▸ Input material
= = =

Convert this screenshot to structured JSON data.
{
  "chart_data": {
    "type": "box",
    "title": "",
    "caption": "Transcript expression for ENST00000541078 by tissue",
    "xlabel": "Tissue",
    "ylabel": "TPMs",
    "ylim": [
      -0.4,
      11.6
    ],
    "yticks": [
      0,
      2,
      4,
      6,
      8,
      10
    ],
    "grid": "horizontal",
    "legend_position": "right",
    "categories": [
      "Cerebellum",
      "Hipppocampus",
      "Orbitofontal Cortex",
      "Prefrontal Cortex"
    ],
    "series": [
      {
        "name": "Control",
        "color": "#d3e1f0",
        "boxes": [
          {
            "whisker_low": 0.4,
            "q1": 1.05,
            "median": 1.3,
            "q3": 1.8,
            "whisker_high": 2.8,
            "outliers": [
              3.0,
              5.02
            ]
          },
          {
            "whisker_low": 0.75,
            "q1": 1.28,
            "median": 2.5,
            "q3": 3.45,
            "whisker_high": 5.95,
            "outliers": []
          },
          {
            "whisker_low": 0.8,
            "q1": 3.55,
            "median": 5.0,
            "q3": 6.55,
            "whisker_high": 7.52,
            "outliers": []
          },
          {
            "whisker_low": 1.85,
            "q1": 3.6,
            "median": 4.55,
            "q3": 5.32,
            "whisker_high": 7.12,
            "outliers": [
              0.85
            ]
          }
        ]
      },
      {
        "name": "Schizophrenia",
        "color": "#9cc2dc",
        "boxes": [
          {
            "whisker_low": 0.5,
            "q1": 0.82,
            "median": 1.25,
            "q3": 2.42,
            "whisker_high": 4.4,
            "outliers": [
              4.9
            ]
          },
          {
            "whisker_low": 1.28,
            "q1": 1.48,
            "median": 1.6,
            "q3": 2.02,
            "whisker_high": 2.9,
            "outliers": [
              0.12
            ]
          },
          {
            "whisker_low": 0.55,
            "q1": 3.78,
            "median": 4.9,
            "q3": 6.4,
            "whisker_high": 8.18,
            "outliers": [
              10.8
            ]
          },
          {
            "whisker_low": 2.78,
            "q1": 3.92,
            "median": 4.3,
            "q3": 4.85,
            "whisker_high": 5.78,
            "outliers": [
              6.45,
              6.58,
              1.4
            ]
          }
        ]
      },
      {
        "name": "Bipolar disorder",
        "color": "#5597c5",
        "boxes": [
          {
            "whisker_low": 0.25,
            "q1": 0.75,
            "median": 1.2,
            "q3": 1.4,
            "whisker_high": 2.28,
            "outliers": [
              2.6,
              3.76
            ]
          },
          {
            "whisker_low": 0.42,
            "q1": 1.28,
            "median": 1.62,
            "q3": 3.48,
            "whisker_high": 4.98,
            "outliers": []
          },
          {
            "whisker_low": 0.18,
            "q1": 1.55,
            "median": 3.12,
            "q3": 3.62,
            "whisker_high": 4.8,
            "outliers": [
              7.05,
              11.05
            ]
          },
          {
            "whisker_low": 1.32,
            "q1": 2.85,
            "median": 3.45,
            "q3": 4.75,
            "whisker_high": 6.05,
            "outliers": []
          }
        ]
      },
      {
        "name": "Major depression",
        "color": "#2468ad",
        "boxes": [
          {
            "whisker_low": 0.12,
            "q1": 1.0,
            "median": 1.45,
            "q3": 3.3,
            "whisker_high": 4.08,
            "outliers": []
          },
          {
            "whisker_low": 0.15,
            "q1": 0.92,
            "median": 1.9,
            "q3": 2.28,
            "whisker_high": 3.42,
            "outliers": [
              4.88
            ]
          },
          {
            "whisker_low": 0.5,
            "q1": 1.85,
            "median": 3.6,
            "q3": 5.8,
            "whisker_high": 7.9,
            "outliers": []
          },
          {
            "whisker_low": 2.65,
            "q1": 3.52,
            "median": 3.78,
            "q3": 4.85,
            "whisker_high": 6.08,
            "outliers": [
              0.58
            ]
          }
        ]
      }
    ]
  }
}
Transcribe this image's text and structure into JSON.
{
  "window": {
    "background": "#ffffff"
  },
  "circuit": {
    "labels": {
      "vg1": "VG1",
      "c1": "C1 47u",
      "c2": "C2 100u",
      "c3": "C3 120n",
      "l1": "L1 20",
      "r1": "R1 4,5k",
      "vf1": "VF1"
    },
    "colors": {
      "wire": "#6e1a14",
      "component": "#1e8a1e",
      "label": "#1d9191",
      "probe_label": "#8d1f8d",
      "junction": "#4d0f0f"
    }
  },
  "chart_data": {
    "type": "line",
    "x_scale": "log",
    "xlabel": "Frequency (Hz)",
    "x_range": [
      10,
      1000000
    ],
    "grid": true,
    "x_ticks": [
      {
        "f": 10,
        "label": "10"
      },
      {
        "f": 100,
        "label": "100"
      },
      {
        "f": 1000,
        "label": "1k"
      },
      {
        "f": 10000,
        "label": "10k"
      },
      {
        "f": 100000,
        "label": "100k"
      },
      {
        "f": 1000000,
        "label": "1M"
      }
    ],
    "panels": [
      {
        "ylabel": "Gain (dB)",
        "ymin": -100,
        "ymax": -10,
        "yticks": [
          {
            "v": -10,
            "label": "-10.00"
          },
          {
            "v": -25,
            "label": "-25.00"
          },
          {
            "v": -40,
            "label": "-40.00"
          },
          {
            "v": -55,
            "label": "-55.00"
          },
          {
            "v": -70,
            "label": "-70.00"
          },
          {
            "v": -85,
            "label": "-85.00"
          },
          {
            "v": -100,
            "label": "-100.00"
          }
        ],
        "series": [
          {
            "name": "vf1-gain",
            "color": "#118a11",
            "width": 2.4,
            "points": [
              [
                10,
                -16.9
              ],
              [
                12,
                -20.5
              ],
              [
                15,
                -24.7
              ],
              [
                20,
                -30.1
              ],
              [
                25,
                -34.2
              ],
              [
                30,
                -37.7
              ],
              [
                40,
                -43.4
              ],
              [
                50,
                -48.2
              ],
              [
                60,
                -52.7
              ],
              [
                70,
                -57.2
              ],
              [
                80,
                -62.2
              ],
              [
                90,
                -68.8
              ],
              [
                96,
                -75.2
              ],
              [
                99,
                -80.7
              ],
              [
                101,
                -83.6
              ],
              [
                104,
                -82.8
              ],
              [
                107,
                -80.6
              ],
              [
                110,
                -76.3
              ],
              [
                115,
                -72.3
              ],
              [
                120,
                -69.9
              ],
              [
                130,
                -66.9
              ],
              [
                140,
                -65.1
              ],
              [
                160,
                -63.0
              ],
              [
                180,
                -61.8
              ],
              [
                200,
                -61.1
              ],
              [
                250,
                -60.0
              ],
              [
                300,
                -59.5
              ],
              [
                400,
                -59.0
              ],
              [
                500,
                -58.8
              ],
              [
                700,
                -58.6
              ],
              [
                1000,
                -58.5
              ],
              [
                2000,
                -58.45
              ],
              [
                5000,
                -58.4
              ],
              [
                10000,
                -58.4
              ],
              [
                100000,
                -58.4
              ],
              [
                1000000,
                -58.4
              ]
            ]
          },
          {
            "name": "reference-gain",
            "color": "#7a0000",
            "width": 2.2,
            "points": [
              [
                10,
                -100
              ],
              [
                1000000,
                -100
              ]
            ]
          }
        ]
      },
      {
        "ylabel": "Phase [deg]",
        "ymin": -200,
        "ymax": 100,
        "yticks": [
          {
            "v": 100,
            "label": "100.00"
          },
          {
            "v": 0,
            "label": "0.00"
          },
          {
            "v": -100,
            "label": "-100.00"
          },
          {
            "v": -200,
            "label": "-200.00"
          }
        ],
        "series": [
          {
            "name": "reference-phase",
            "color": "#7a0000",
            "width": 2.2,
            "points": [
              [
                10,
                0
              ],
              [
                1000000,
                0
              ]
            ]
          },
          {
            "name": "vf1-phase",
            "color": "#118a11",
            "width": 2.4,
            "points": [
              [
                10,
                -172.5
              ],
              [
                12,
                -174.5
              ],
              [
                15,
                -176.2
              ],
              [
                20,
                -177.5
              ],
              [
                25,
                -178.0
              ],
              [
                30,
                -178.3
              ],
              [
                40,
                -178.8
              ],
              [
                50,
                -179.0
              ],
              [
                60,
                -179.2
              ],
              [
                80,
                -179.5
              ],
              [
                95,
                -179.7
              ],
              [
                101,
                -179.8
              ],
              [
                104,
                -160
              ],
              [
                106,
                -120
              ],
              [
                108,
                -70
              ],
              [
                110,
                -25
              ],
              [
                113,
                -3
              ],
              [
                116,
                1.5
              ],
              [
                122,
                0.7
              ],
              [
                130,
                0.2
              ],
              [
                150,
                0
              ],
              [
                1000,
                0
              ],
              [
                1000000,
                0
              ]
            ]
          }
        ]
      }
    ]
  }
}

= = =

▸ Prompt
Identify the lines of the data that contain the word "name". Copy each of them.

▸ Expected answer
        "name": "Control",
        "name": "Schizophrenia",
        "name": "Bipolar disorder",
        "name": "Major depression",
            "name": "vf1-gain",
            "name": "reference-gain",
            "name": "reference-phase",
            "name": "vf1-phase",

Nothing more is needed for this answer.